[Data entries]
** start **

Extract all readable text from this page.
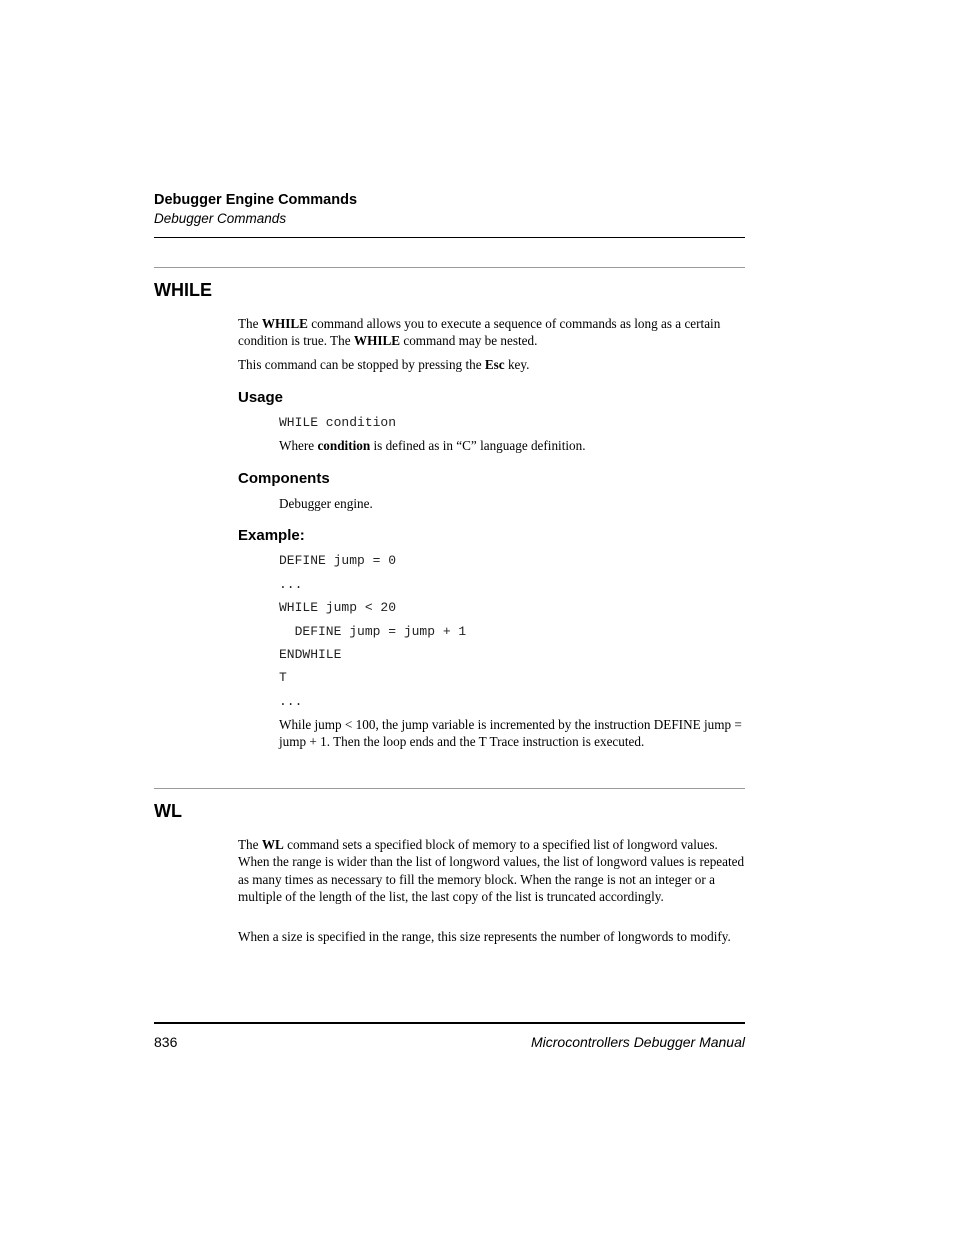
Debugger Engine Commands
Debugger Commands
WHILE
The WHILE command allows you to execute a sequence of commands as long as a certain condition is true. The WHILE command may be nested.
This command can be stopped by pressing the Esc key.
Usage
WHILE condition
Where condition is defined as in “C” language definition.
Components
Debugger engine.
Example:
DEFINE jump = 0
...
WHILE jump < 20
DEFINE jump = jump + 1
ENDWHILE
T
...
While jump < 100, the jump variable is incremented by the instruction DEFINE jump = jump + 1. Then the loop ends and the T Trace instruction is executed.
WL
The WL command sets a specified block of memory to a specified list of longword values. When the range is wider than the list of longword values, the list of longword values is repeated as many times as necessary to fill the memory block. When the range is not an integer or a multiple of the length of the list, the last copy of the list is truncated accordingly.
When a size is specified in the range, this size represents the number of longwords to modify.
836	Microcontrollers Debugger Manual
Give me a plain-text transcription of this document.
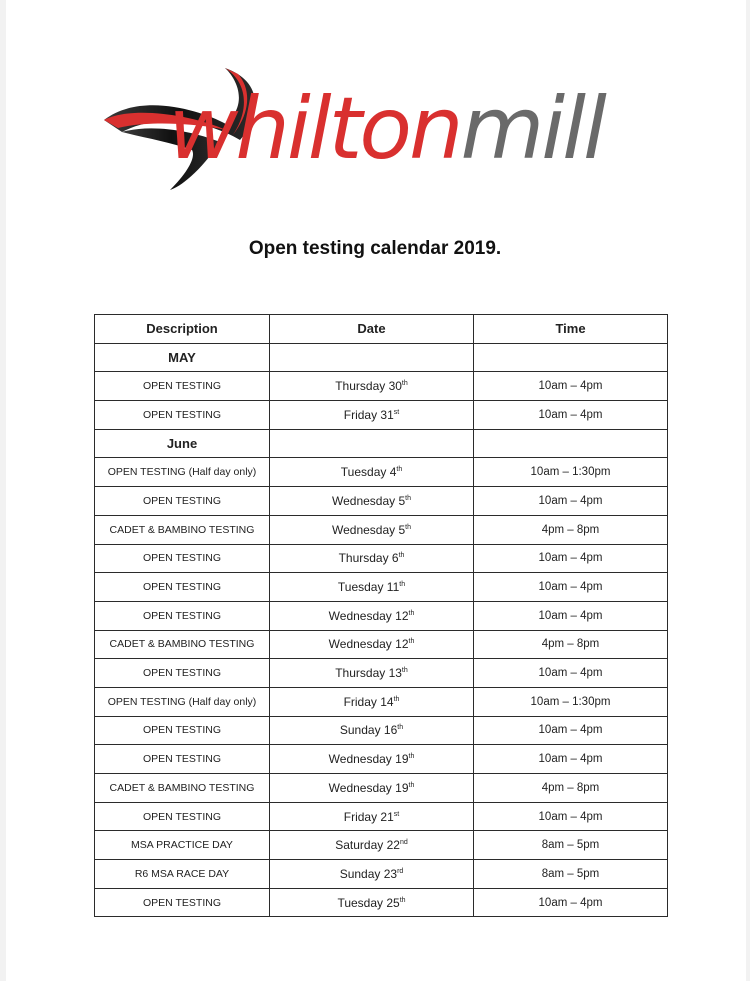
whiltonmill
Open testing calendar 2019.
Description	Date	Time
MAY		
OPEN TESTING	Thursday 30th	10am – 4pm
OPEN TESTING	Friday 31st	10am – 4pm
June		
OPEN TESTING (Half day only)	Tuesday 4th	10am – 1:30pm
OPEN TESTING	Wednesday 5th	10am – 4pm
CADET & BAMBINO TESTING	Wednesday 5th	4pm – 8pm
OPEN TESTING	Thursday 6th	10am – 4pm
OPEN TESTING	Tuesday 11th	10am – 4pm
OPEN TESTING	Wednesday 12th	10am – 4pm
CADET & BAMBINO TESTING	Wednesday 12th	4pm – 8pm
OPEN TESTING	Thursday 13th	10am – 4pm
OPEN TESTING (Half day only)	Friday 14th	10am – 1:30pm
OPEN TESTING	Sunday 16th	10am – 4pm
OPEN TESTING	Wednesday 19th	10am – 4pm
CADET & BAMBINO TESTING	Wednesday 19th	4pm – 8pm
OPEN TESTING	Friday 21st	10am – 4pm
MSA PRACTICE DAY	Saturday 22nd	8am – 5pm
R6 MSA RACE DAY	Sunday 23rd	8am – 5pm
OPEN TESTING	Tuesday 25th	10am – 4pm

** end **

* [Given problem]:
Give the entries again word for word, but skip the pictures.

* [Answer to this problem]:
Extract all readable text from this page.
Debugger Engine Commands
Debugger Commands
WHILE
The WHILE command allows you to execute a sequence of commands as long as a certain condition is true. The WHILE command may be nested.
This command can be stopped by pressing the Esc key.
Usage
WHILE condition
Where condition is defined as in “C” language definition.
Components
Debugger engine.
Example:
DEFINE jump = 0
...
WHILE jump < 20
DEFINE jump = jump + 1
ENDWHILE
T
...
While jump < 100, the jump variable is incremented by the instruction DEFINE jump = jump + 1. Then the loop ends and the T Trace instruction is executed.
WL
The WL command sets a specified block of memory to a specified list of longword values. When the range is wider than the list of longword values, the list of longword values is repeated as many times as necessary to fill the memory block. When the range is not an integer or a multiple of the length of the list, the last copy of the list is truncated accordingly.
When a size is specified in the range, this size represents the number of longwords to modify.
836	Microcontrollers Debugger Manual
Give me a plain-text transcription of this document.
whiltonmill
Open testing calendar 2019.
Description	Date	Time
MAY		
OPEN TESTING	Thursday 30th	10am – 4pm
OPEN TESTING	Friday 31st	10am – 4pm
June		
OPEN TESTING (Half day only)	Tuesday 4th	10am – 1:30pm
OPEN TESTING	Wednesday 5th	10am – 4pm
CADET & BAMBINO TESTING	Wednesday 5th	4pm – 8pm
OPEN TESTING	Thursday 6th	10am – 4pm
OPEN TESTING	Tuesday 11th	10am – 4pm
OPEN TESTING	Wednesday 12th	10am – 4pm
CADET & BAMBINO TESTING	Wednesday 12th	4pm – 8pm
OPEN TESTING	Thursday 13th	10am – 4pm
OPEN TESTING (Half day only)	Friday 14th	10am – 1:30pm
OPEN TESTING	Sunday 16th	10am – 4pm
OPEN TESTING	Wednesday 19th	10am – 4pm
CADET & BAMBINO TESTING	Wednesday 19th	4pm – 8pm
OPEN TESTING	Friday 21st	10am – 4pm
MSA PRACTICE DAY	Saturday 22nd	8am – 5pm
R6 MSA RACE DAY	Sunday 23rd	8am – 5pm
OPEN TESTING	Tuesday 25th	10am – 4pm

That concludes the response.